(Records)
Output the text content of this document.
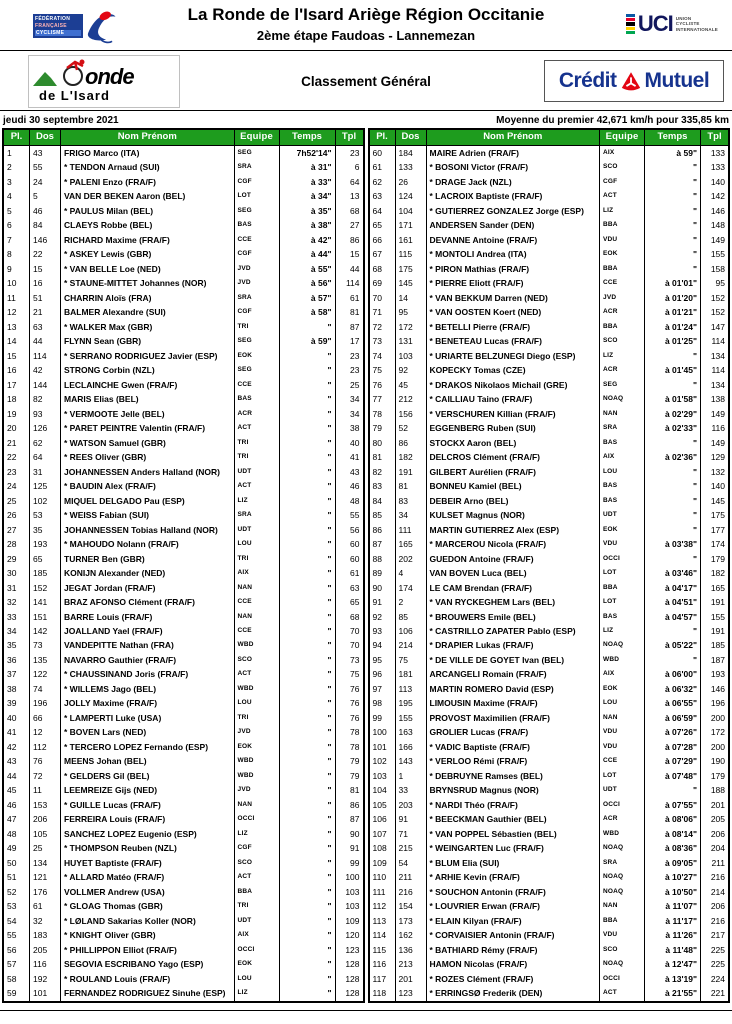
FÉDÉRATION
FRANÇAISE
CYCLISME
La Ronde de l'Isard Ariège Région Occitanie
2ème étape Faudoas - Lannemezan	UCI UNION
CYCLISTE
INTERNATIONALE
onde
de L'Isard
Classement Général	Crédit Mutuel
jeudi 30 septembre 2021	Moyenne du premier 42,671 km/h pour 335,85 km
Pl.	Dos	Nom Prénom	Equipe	Temps	Tpl
1	43	FRIGO Marco (ITA)	SEG	7h52'14"	23
2	55	* TENDON Arnaud (SUI)	SRA	à 31"	6
3	24	* PALENI Enzo (FRA/F)	CGF	à 33"	64
4	5	VAN DER BEKEN Aaron (BEL)	LOT	à 34"	13
5	46	* PAULUS Milan (BEL)	SEG	à 35"	68
6	84	CLAEYS Robbe (BEL)	BAS	à 38"	27
7	146	RICHARD Maxime (FRA/F)	CCE	à 42"	86
8	22	* ASKEY Lewis (GBR)	CGF	à 44"	15
9	15	* VAN BELLE Loe (NED)	JVD	à 55"	44
10	16	* STAUNE-MITTET Johannes (NOR)	JVD	à 56"	114
11	51	CHARRIN Aloïs (FRA)	SRA	à 57"	61
12	21	BALMER Alexandre (SUI)	CGF	à 58"	81
13	63	* WALKER Max (GBR)	TRI	"	87
14	44	FLYNN Sean (GBR)	SEG	à 59"	17
15	114	* SERRANO RODRIGUEZ Javier (ESP)	EOK	"	23
16	42	STRONG Corbin (NZL)	SEG	"	23
17	144	LECLAINCHE Gwen (FRA/F)	CCE	"	25
18	82	MARIS Elias (BEL)	BAS	"	34
19	93	* VERMOOTE Jelle (BEL)	ACR	"	34
20	126	* PARET PEINTRE Valentin (FRA/F)	ACT	"	38
21	62	* WATSON Samuel (GBR)	TRI	"	40
22	64	* REES Oliver (GBR)	TRI	"	41
23	31	JOHANNESSEN Anders Halland (NOR)	UDT	"	43
24	125	* BAUDIN Alex (FRA/F)	ACT	"	46
25	102	MIQUEL DELGADO Pau (ESP)	LIZ	"	48
26	53	* WEISS Fabian (SUI)	SRA	"	55
27	35	JOHANNESSEN Tobias Halland (NOR)	UDT	"	56
28	193	* MAHOUDO Nolann (FRA/F)	LOU	"	60
29	65	TURNER Ben (GBR)	TRI	"	60
30	185	KONIJN Alexander (NED)	AIX	"	61
31	152	JEGAT Jordan (FRA/F)	NAN	"	63
32	141	BRAZ AFONSO Clément (FRA/F)	CCE	"	65
33	151	BARRE Louis (FRA/F)	NAN	"	68
34	142	JOALLAND Yael (FRA/F)	CCE	"	70
35	73	VANDEPITTE Nathan (FRA)	WBD	"	70
36	135	NAVARRO Gauthier (FRA/F)	SCO	"	73
37	122	* CHAUSSINAND Joris (FRA/F)	ACT	"	75
38	74	* WILLEMS Jago (BEL)	WBD	"	76
39	196	JOLLY Maxime (FRA/F)	LOU	"	76
40	66	* LAMPERTI Luke (USA)	TRI	"	76
41	12	* BOVEN Lars (NED)	JVD	"	78
42	112	* TERCERO LOPEZ Fernando (ESP)	EOK	"	78
43	76	MEENS Johan (BEL)	WBD	"	79
44	72	* GELDERS Gil (BEL)	WBD	"	79
45	11	LEEMREIZE Gijs (NED)	JVD	"	81
46	153	* GUILLE Lucas (FRA/F)	NAN	"	86
47	206	FERREIRA Louis (FRA/F)	OCCI	"	87
48	105	SANCHEZ LOPEZ Eugenio (ESP)	LIZ	"	90
49	25	* THOMPSON Reuben (NZL)	CGF	"	91
50	134	HUYET Baptiste (FRA/F)	SCO	"	99
51	121	* ALLARD Matéo (FRA/F)	ACT	"	100
52	176	VOLLMER Andrew (USA)	BBA	"	103
53	61	* GLOAG Thomas (GBR)	TRI	"	103
54	32	* LØLAND Sakarias Koller (NOR)	UDT	"	109
55	183	* KNIGHT Oliver (GBR)	AIX	"	120
56	205	* PHILLIPPON Elliot (FRA/F)	OCCI	"	123
57	116	SEGOVIA ESCRIBANO Yago (ESP)	EOK	"	128
58	192	* ROULAND Louis (FRA/F)	LOU	"	128
59	101	FERNANDEZ RODRIGUEZ Sinuhe (ESP)	LIZ	"	128
Pl.	Dos	Nom Prénom	Equipe	Temps	Tpl
60	184	MAIRE Adrien (FRA/F)	AIX	à 59"	133
61	133	* BOSONI Victor (FRA/F)	SCO	"	133
62	26	* DRAGE Jack (NZL)	CGF	"	140
63	124	* LACROIX Baptiste (FRA/F)	ACT	"	142
64	104	* GUTIERREZ GONZALEZ Jorge (ESP)	LIZ	"	146
65	171	ANDERSEN Sander (DEN)	BBA	"	148
66	161	DEVANNE Antoine (FRA/F)	VDU	"	149
67	115	* MONTOLI Andrea (ITA)	EOK	"	155
68	175	* PIRON Mathias (FRA/F)	BBA	"	158
69	145	* PIERRE Eliott (FRA/F)	CCE	à 01'01"	95
70	14	* VAN BEKKUM Darren (NED)	JVD	à 01'20"	152
71	95	* VAN OOSTEN Koert (NED)	ACR	à 01'21"	152
72	172	* BETELLI Pierre (FRA/F)	BBA	à 01'24"	147
73	131	* BENETEAU Lucas (FRA/F)	SCO	à 01'25"	114
74	103	* URIARTE BELZUNEGI Diego (ESP)	LIZ	"	134
75	92	KOPECKY Tomas (CZE)	ACR	à 01'45"	114
76	45	* DRAKOS Nikolaos Michail (GRE)	SEG	"	134
77	212	* CAILLIAU Taino (FRA/F)	NOAQ	à 01'58"	138
78	156	* VERSCHUREN Killian (FRA/F)	NAN	à 02'29"	149
79	52	EGGENBERG Ruben (SUI)	SRA	à 02'33"	116
80	86	STOCKX Aaron (BEL)	BAS	"	149
81	182	DELCROS Clément (FRA/F)	AIX	à 02'36"	129
82	191	GILBERT Aurélien (FRA/F)	LOU	"	132
83	81	BONNEU Kamiel (BEL)	BAS	"	140
84	83	DEBEIR Arno (BEL)	BAS	"	145
85	34	KULSET Magnus (NOR)	UDT	"	175
86	111	MARTIN GUTIERREZ Alex (ESP)	EOK	"	177
87	165	* MARCEROU Nicola (FRA/F)	VDU	à 03'38"	174
88	202	GUEDON Antoine (FRA/F)	OCCI	"	179
89	4	VAN BOVEN Luca (BEL)	LOT	à 03'46"	182
90	174	LE CAM Brendan (FRA/F)	BBA	à 04'17"	165
91	2	* VAN RYCKEGHEM Lars (BEL)	LOT	à 04'51"	191
92	85	* BROUWERS Emile (BEL)	BAS	à 04'57"	155
93	106	* CASTRILLO ZAPATER Pablo (ESP)	LIZ	"	191
94	214	* DRAPIER Lukas (FRA/F)	NOAQ	à 05'22"	185
95	75	* DE VILLE DE GOYET Ivan (BEL)	WBD	"	187
96	181	ARCANGELI Romain (FRA/F)	AIX	à 06'00"	193
97	113	MARTIN ROMERO David (ESP)	EOK	à 06'32"	146
98	195	LIMOUSIN Maxime (FRA/F)	LOU	à 06'55"	196
99	155	PROVOST Maximilien (FRA/F)	NAN	à 06'59"	200
100	163	GROLIER Lucas (FRA/F)	VDU	à 07'26"	172
101	166	* VADIC Baptiste (FRA/F)	VDU	à 07'28"	200
102	143	* VERLOO Rémi (FRA/F)	CCE	à 07'29"	190
103	1	* DEBRUYNE Ramses (BEL)	LOT	à 07'48"	179
104	33	BRYNSRUD Magnus (NOR)	UDT	"	188
105	203	* NARDI Théo (FRA/F)	OCCI	à 07'55"	201
106	91	* BEECKMAN Gauthier (BEL)	ACR	à 08'06"	205
107	71	* VAN POPPEL Sébastien (BEL)	WBD	à 08'14"	206
108	215	* WEINGARTEN Luc (FRA/F)	NOAQ	à 08'36"	204
109	54	* BLUM Elia (SUI)	SRA	à 09'05"	211
110	211	* ARHIE Kevin (FRA/F)	NOAQ	à 10'27"	216
111	216	* SOUCHON Antonin (FRA/F)	NOAQ	à 10'50"	214
112	154	* LOUVRIER Erwan (FRA/F)	NAN	à 11'07"	206
113	173	* ELAIN Kilyan (FRA/F)	BBA	à 11'17"	216
114	162	* CORVAISIER Antonin (FRA/F)	VDU	à 11'26"	217
115	136	* BATHIARD Rémy (FRA/F)	SCO	à 11'48"	225
116	213	HAMON Nicolas (FRA/F)	NOAQ	à 12'47"	225
117	201	* ROZES Clément (FRA/F)	OCCI	à 13'19"	224
118	123	* ERRINGSØ Frederik (DEN)	ACT	à 21'55"	221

● **Do this**
Find every line in the records above that contains the word "Lucas", and copy each one.

● **Solution to the exercise**
46	153	* GUILLE Lucas (FRA/F)	NAN	"	86
73	131	* BENETEAU Lucas (FRA/F)	SCO	à 01'25"	114
100	163	GROLIER Lucas (FRA/F)	VDU	à 07'26"	172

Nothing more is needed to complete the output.